• Problem requirements: Output the records exactly as they appear, with no pictures included.

• Records for the exercise:
____________________

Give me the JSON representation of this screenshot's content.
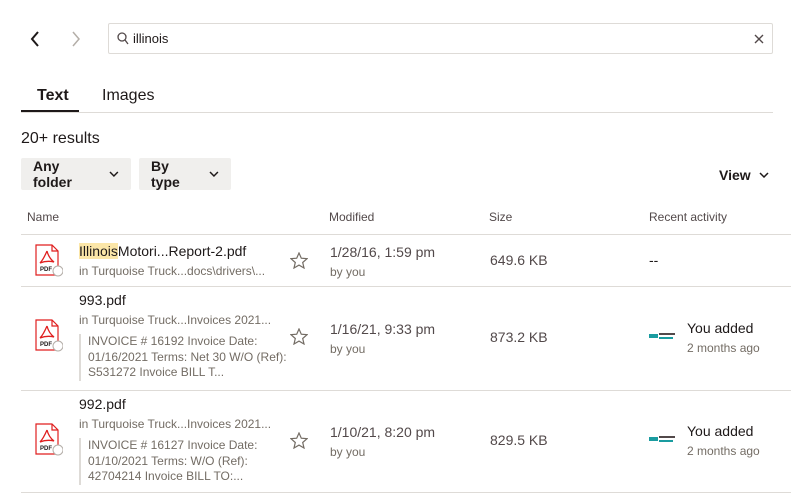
{
  "search": {
    "value": "illinois"
  },
  "tabs": [
    {
      "label": "Text",
      "active": true
    },
    {
      "label": "Images",
      "active": false
    }
  ],
  "results_count": "20+ results",
  "filters": {
    "folder": "Any folder",
    "type": "By type",
    "view": "View"
  },
  "columns": {
    "name": "Name",
    "modified": "Modified",
    "size": "Size",
    "activity": "Recent activity"
  },
  "colors": {
    "accent": "#1e1919",
    "pdf_red": "#e01f1f",
    "highlight": "#fbe6a8",
    "muted": "#736c64"
  },
  "rows": [
    {
      "name_highlight": "Illinois",
      "name_rest": "Motori...Report-2.pdf",
      "path": "in Turquoise Truck...docs\\drivers\\...",
      "modified": "1/28/16, 1:59 pm",
      "by": "by you",
      "size": "649.6 KB",
      "activity": "--"
    },
    {
      "name": "993.pdf",
      "path": "in Turquoise Truck...Invoices 2021...",
      "snippet": "INVOICE # 16192 Invoice Date: 01/16/2021 Terms: Net 30 W/O (Ref): S531272 Invoice BILL T...",
      "modified": "1/16/21, 9:33 pm",
      "by": "by you",
      "size": "873.2 KB",
      "activity": "You added",
      "activity_time": "2 months ago"
    },
    {
      "name": "992.pdf",
      "path": "in Turquoise Truck...Invoices 2021...",
      "snippet": "INVOICE # 16127 Invoice Date: 01/10/2021 Terms: W/O (Ref): 42704214 Invoice BILL TO:...",
      "modified": "1/10/21, 8:20 pm",
      "by": "by you",
      "size": "829.5 KB",
      "activity": "You added",
      "activity_time": "2 months ago"
    }
  ]
}
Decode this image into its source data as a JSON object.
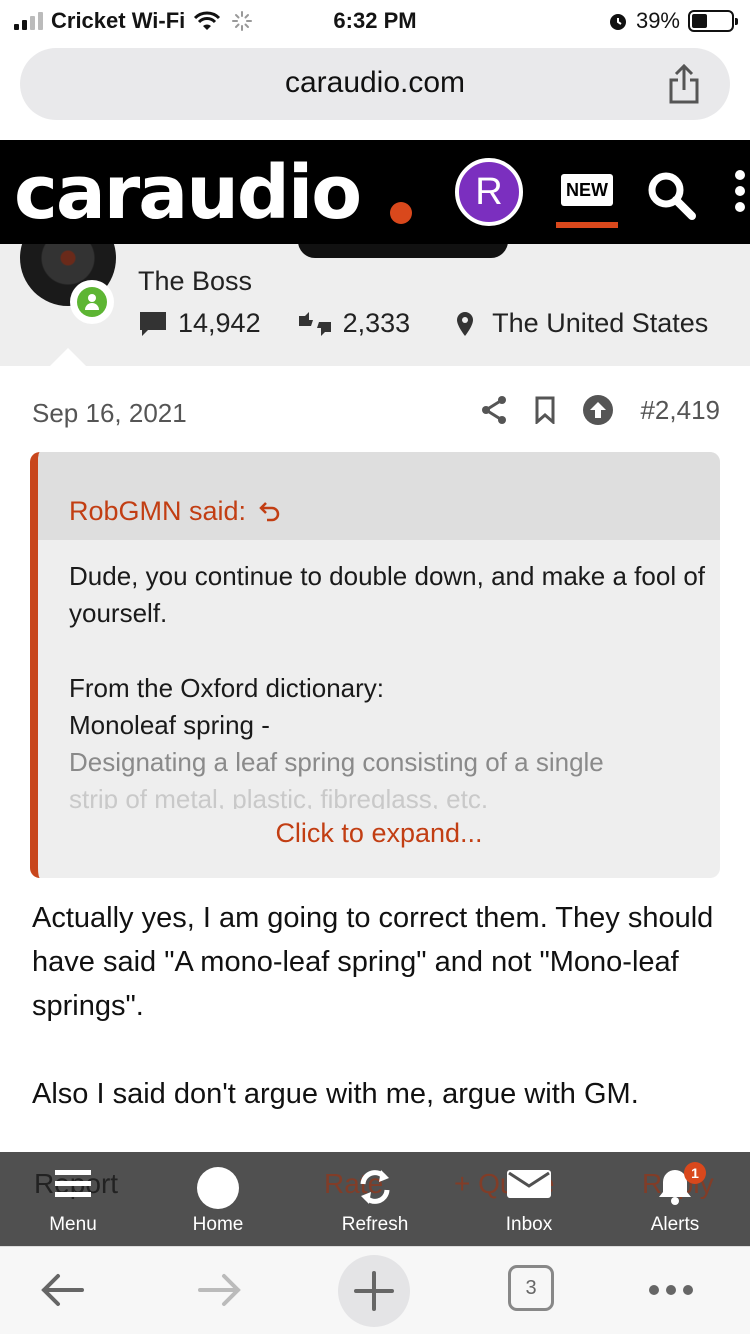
{
  "status_bar": {
    "carrier": "Cricket Wi-Fi",
    "time": "6:32 PM",
    "battery": "39%",
    "battery_level": 0.39
  },
  "browser": {
    "url": "caraudio.com",
    "tab_count": "3"
  },
  "site_header": {
    "logo_text": "caraudio",
    "avatar_letter": "R",
    "new_badge": "NEW",
    "accent_color": "#d9481c"
  },
  "user": {
    "role": "The Boss",
    "messages": "14,942",
    "reactions": "2,333",
    "location": "The United States"
  },
  "post": {
    "date": "Sep 16, 2021",
    "number": "#2,419",
    "quote": {
      "author": "RobGMN said:",
      "line1": "Dude, you continue to double down, and make a fool of yourself.",
      "line2": "From the Oxford dictionary:",
      "line3": "Monoleaf spring -",
      "line4": "Designating a leaf spring consisting of a single",
      "line5": "strip of metal, plastic, fibreglass, etc.",
      "expand": "Click to expand..."
    },
    "body_para1": "Actually yes, I am going to correct them. They should have said \"A mono-leaf spring\" and not \"Mono-leaf springs\".",
    "body_para2": "Also I said don't argue with me, argue with GM."
  },
  "post_footer_ghost": {
    "report": "Report",
    "rate": "Rate",
    "quote": "+ Quote",
    "reply": "Reply"
  },
  "app_nav": {
    "menu": "Menu",
    "home": "Home",
    "refresh": "Refresh",
    "inbox": "Inbox",
    "alerts": "Alerts",
    "alerts_badge": "1"
  }
}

____________________

• Result of this exercise:
Give me the JSON representation of this screenshot's content.
{
  "search": {
    "value": "illinois"
  },
  "tabs": [
    {
      "label": "Text",
      "active": true
    },
    {
      "label": "Images",
      "active": false
    }
  ],
  "results_count": "20+ results",
  "filters": {
    "folder": "Any folder",
    "type": "By type",
    "view": "View"
  },
  "columns": {
    "name": "Name",
    "modified": "Modified",
    "size": "Size",
    "activity": "Recent activity"
  },
  "colors": {
    "accent": "#1e1919",
    "pdf_red": "#e01f1f",
    "highlight": "#fbe6a8",
    "muted": "#736c64"
  },
  "rows": [
    {
      "name_highlight": "Illinois",
      "name_rest": "Motori...Report-2.pdf",
      "path": "in Turquoise Truck...docs\\drivers\\...",
      "modified": "1/28/16, 1:59 pm",
      "by": "by you",
      "size": "649.6 KB",
      "activity": "--"
    },
    {
      "name": "993.pdf",
      "path": "in Turquoise Truck...Invoices 2021...",
      "snippet": "INVOICE # 16192 Invoice Date: 01/16/2021 Terms: Net 30 W/O (Ref): S531272 Invoice BILL T...",
      "modified": "1/16/21, 9:33 pm",
      "by": "by you",
      "size": "873.2 KB",
      "activity": "You added",
      "activity_time": "2 months ago"
    },
    {
      "name": "992.pdf",
      "path": "in Turquoise Truck...Invoices 2021...",
      "snippet": "INVOICE # 16127 Invoice Date: 01/10/2021 Terms: W/O (Ref): 42704214 Invoice BILL TO:...",
      "modified": "1/10/21, 8:20 pm",
      "by": "by you",
      "size": "829.5 KB",
      "activity": "You added",
      "activity_time": "2 months ago"
    }
  ]
}
Decode this image into its source data as a JSON object.
{
  "status_bar": {
    "carrier": "Cricket Wi-Fi",
    "time": "6:32 PM",
    "battery": "39%",
    "battery_level": 0.39
  },
  "browser": {
    "url": "caraudio.com",
    "tab_count": "3"
  },
  "site_header": {
    "logo_text": "caraudio",
    "avatar_letter": "R",
    "new_badge": "NEW",
    "accent_color": "#d9481c"
  },
  "user": {
    "role": "The Boss",
    "messages": "14,942",
    "reactions": "2,333",
    "location": "The United States"
  },
  "post": {
    "date": "Sep 16, 2021",
    "number": "#2,419",
    "quote": {
      "author": "RobGMN said:",
      "line1": "Dude, you continue to double down, and make a fool of yourself.",
      "line2": "From the Oxford dictionary:",
      "line3": "Monoleaf spring -",
      "line4": "Designating a leaf spring consisting of a single",
      "line5": "strip of metal, plastic, fibreglass, etc.",
      "expand": "Click to expand..."
    },
    "body_para1": "Actually yes, I am going to correct them. They should have said \"A mono-leaf spring\" and not \"Mono-leaf springs\".",
    "body_para2": "Also I said don't argue with me, argue with GM."
  },
  "post_footer_ghost": {
    "report": "Report",
    "rate": "Rate",
    "quote": "+ Quote",
    "reply": "Reply"
  },
  "app_nav": {
    "menu": "Menu",
    "home": "Home",
    "refresh": "Refresh",
    "inbox": "Inbox",
    "alerts": "Alerts",
    "alerts_badge": "1"
  }
}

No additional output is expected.